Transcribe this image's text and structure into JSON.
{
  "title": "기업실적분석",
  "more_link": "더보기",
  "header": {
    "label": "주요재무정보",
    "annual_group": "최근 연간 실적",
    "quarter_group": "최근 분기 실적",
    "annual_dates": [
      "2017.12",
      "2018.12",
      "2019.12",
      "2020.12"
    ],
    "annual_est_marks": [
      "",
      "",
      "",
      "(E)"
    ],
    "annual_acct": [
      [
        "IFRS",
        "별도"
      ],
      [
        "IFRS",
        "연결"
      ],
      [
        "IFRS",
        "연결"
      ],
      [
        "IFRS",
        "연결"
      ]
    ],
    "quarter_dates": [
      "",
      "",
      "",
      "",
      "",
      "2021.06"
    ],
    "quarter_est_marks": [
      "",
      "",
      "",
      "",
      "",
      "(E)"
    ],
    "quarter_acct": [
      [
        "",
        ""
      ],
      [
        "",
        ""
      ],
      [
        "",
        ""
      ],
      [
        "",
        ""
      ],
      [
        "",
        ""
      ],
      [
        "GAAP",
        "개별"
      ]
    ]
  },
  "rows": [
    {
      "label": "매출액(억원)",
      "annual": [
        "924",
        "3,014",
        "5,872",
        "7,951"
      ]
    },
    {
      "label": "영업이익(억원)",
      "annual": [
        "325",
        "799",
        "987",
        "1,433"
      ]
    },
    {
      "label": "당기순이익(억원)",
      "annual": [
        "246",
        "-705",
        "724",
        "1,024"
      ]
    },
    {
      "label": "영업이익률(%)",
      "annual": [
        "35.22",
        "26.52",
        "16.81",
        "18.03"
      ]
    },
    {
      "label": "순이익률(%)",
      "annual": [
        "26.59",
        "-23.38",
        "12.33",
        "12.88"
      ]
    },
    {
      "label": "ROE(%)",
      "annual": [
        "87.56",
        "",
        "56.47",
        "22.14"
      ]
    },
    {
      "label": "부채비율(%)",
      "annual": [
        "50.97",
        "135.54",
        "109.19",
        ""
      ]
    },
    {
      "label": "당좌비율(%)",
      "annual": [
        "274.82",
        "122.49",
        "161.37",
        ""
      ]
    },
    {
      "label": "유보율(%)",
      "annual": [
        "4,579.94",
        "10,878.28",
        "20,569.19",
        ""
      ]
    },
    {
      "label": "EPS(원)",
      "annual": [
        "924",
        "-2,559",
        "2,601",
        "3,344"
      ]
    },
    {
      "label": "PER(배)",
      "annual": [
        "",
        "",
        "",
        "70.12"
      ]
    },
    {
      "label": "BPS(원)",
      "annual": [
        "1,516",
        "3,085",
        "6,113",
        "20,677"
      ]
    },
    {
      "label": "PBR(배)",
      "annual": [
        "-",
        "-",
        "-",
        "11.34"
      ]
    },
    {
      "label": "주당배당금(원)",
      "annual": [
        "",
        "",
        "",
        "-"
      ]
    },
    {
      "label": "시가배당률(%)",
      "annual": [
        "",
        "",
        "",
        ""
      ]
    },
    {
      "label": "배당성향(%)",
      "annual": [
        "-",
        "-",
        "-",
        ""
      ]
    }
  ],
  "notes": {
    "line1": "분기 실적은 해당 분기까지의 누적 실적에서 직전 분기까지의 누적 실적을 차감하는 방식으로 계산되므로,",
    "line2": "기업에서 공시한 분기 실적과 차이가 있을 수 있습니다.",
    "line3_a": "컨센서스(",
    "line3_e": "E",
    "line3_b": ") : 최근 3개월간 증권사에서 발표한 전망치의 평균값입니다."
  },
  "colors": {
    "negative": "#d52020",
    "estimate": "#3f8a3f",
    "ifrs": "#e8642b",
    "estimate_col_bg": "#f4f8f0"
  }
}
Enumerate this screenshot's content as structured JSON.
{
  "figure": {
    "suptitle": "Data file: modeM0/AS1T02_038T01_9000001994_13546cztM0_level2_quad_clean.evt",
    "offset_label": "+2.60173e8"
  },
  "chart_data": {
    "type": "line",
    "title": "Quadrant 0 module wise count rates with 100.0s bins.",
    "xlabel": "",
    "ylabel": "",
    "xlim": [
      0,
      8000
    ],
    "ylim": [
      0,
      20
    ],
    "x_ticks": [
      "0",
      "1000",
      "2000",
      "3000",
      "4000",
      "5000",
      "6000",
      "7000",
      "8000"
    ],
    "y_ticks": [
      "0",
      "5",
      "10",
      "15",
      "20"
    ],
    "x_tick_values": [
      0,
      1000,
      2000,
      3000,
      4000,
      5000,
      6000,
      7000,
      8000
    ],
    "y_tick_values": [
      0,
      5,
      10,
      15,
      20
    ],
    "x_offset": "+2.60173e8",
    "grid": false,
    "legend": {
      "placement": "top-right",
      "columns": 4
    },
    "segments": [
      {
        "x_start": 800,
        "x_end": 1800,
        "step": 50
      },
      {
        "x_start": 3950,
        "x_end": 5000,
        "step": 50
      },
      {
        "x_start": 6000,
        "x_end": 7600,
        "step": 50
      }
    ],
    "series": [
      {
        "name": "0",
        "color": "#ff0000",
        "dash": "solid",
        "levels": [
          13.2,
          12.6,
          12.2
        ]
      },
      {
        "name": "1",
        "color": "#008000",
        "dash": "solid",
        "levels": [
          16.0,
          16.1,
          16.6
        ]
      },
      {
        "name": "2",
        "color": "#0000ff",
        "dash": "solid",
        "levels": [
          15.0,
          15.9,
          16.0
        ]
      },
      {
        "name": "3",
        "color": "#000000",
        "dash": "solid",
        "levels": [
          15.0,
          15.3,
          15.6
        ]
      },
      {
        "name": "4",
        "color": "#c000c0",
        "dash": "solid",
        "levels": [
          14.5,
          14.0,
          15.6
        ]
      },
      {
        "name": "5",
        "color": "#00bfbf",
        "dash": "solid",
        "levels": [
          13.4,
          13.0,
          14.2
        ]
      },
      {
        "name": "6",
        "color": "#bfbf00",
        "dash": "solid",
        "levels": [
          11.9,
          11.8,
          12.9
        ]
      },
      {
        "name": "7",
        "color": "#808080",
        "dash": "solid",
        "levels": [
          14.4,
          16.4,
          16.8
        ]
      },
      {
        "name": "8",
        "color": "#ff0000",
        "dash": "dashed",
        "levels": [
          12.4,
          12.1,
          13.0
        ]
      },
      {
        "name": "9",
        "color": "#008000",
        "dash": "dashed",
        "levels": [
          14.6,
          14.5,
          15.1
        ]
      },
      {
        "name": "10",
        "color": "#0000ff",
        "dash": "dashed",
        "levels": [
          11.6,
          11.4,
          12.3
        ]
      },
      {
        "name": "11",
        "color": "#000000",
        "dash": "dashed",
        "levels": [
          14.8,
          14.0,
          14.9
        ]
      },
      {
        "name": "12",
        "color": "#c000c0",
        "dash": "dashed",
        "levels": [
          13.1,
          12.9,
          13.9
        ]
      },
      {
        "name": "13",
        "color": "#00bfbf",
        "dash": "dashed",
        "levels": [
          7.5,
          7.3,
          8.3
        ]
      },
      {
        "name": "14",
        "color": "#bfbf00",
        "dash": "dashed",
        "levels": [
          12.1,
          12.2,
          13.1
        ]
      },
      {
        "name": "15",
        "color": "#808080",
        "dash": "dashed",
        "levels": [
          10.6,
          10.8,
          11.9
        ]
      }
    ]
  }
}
───
EXERCISE GOAL:
Restate the data above word for word, please.

OUTPUT BELOW:
Transcribe this image's text and structure into JSON.
{
  "title": "기업실적분석",
  "more_link": "더보기",
  "header": {
    "label": "주요재무정보",
    "annual_group": "최근 연간 실적",
    "quarter_group": "최근 분기 실적",
    "annual_dates": [
      "2017.12",
      "2018.12",
      "2019.12",
      "2020.12"
    ],
    "annual_est_marks": [
      "",
      "",
      "",
      "(E)"
    ],
    "annual_acct": [
      [
        "IFRS",
        "별도"
      ],
      [
        "IFRS",
        "연결"
      ],
      [
        "IFRS",
        "연결"
      ],
      [
        "IFRS",
        "연결"
      ]
    ],
    "quarter_dates": [
      "",
      "",
      "",
      "",
      "",
      "2021.06"
    ],
    "quarter_est_marks": [
      "",
      "",
      "",
      "",
      "",
      "(E)"
    ],
    "quarter_acct": [
      [
        "",
        ""
      ],
      [
        "",
        ""
      ],
      [
        "",
        ""
      ],
      [
        "",
        ""
      ],
      [
        "",
        ""
      ],
      [
        "GAAP",
        "개별"
      ]
    ]
  },
  "rows": [
    {
      "label": "매출액(억원)",
      "annual": [
        "924",
        "3,014",
        "5,872",
        "7,951"
      ]
    },
    {
      "label": "영업이익(억원)",
      "annual": [
        "325",
        "799",
        "987",
        "1,433"
      ]
    },
    {
      "label": "당기순이익(억원)",
      "annual": [
        "246",
        "-705",
        "724",
        "1,024"
      ]
    },
    {
      "label": "영업이익률(%)",
      "annual": [
        "35.22",
        "26.52",
        "16.81",
        "18.03"
      ]
    },
    {
      "label": "순이익률(%)",
      "annual": [
        "26.59",
        "-23.38",
        "12.33",
        "12.88"
      ]
    },
    {
      "label": "ROE(%)",
      "annual": [
        "87.56",
        "",
        "56.47",
        "22.14"
      ]
    },
    {
      "label": "부채비율(%)",
      "annual": [
        "50.97",
        "135.54",
        "109.19",
        ""
      ]
    },
    {
      "label": "당좌비율(%)",
      "annual": [
        "274.82",
        "122.49",
        "161.37",
        ""
      ]
    },
    {
      "label": "유보율(%)",
      "annual": [
        "4,579.94",
        "10,878.28",
        "20,569.19",
        ""
      ]
    },
    {
      "label": "EPS(원)",
      "annual": [
        "924",
        "-2,559",
        "2,601",
        "3,344"
      ]
    },
    {
      "label": "PER(배)",
      "annual": [
        "",
        "",
        "",
        "70.12"
      ]
    },
    {
      "label": "BPS(원)",
      "annual": [
        "1,516",
        "3,085",
        "6,113",
        "20,677"
      ]
    },
    {
      "label": "PBR(배)",
      "annual": [
        "-",
        "-",
        "-",
        "11.34"
      ]
    },
    {
      "label": "주당배당금(원)",
      "annual": [
        "",
        "",
        "",
        "-"
      ]
    },
    {
      "label": "시가배당률(%)",
      "annual": [
        "",
        "",
        "",
        ""
      ]
    },
    {
      "label": "배당성향(%)",
      "annual": [
        "-",
        "-",
        "-",
        ""
      ]
    }
  ],
  "notes": {
    "line1": "분기 실적은 해당 분기까지의 누적 실적에서 직전 분기까지의 누적 실적을 차감하는 방식으로 계산되므로,",
    "line2": "기업에서 공시한 분기 실적과 차이가 있을 수 있습니다.",
    "line3_a": "컨센서스(",
    "line3_e": "E",
    "line3_b": ") : 최근 3개월간 증권사에서 발표한 전망치의 평균값입니다."
  },
  "colors": {
    "negative": "#d52020",
    "estimate": "#3f8a3f",
    "ifrs": "#e8642b",
    "estimate_col_bg": "#f4f8f0"
  }
}
Enumerate this screenshot's content as structured JSON.
{
  "figure": {
    "suptitle": "Data file: modeM0/AS1T02_038T01_9000001994_13546cztM0_level2_quad_clean.evt",
    "offset_label": "+2.60173e8"
  },
  "chart_data": {
    "type": "line",
    "title": "Quadrant 0 module wise count rates with 100.0s bins.",
    "xlabel": "",
    "ylabel": "",
    "xlim": [
      0,
      8000
    ],
    "ylim": [
      0,
      20
    ],
    "x_ticks": [
      "0",
      "1000",
      "2000",
      "3000",
      "4000",
      "5000",
      "6000",
      "7000",
      "8000"
    ],
    "y_ticks": [
      "0",
      "5",
      "10",
      "15",
      "20"
    ],
    "x_tick_values": [
      0,
      1000,
      2000,
      3000,
      4000,
      5000,
      6000,
      7000,
      8000
    ],
    "y_tick_values": [
      0,
      5,
      10,
      15,
      20
    ],
    "x_offset": "+2.60173e8",
    "grid": false,
    "legend": {
      "placement": "top-right",
      "columns": 4
    },
    "segments": [
      {
        "x_start": 800,
        "x_end": 1800,
        "step": 50
      },
      {
        "x_start": 3950,
        "x_end": 5000,
        "step": 50
      },
      {
        "x_start": 6000,
        "x_end": 7600,
        "step": 50
      }
    ],
    "series": [
      {
        "name": "0",
        "color": "#ff0000",
        "dash": "solid",
        "levels": [
          13.2,
          12.6,
          12.2
        ]
      },
      {
        "name": "1",
        "color": "#008000",
        "dash": "solid",
        "levels": [
          16.0,
          16.1,
          16.6
        ]
      },
      {
        "name": "2",
        "color": "#0000ff",
        "dash": "solid",
        "levels": [
          15.0,
          15.9,
          16.0
        ]
      },
      {
        "name": "3",
        "color": "#000000",
        "dash": "solid",
        "levels": [
          15.0,
          15.3,
          15.6
        ]
      },
      {
        "name": "4",
        "color": "#c000c0",
        "dash": "solid",
        "levels": [
          14.5,
          14.0,
          15.6
        ]
      },
      {
        "name": "5",
        "color": "#00bfbf",
        "dash": "solid",
        "levels": [
          13.4,
          13.0,
          14.2
        ]
      },
      {
        "name": "6",
        "color": "#bfbf00",
        "dash": "solid",
        "levels": [
          11.9,
          11.8,
          12.9
        ]
      },
      {
        "name": "7",
        "color": "#808080",
        "dash": "solid",
        "levels": [
          14.4,
          16.4,
          16.8
        ]
      },
      {
        "name": "8",
        "color": "#ff0000",
        "dash": "dashed",
        "levels": [
          12.4,
          12.1,
          13.0
        ]
      },
      {
        "name": "9",
        "color": "#008000",
        "dash": "dashed",
        "levels": [
          14.6,
          14.5,
          15.1
        ]
      },
      {
        "name": "10",
        "color": "#0000ff",
        "dash": "dashed",
        "levels": [
          11.6,
          11.4,
          12.3
        ]
      },
      {
        "name": "11",
        "color": "#000000",
        "dash": "dashed",
        "levels": [
          14.8,
          14.0,
          14.9
        ]
      },
      {
        "name": "12",
        "color": "#c000c0",
        "dash": "dashed",
        "levels": [
          13.1,
          12.9,
          13.9
        ]
      },
      {
        "name": "13",
        "color": "#00bfbf",
        "dash": "dashed",
        "levels": [
          7.5,
          7.3,
          8.3
        ]
      },
      {
        "name": "14",
        "color": "#bfbf00",
        "dash": "dashed",
        "levels": [
          12.1,
          12.2,
          13.1
        ]
      },
      {
        "name": "15",
        "color": "#808080",
        "dash": "dashed",
        "levels": [
          10.6,
          10.8,
          11.9
        ]
      }
    ]
  }
}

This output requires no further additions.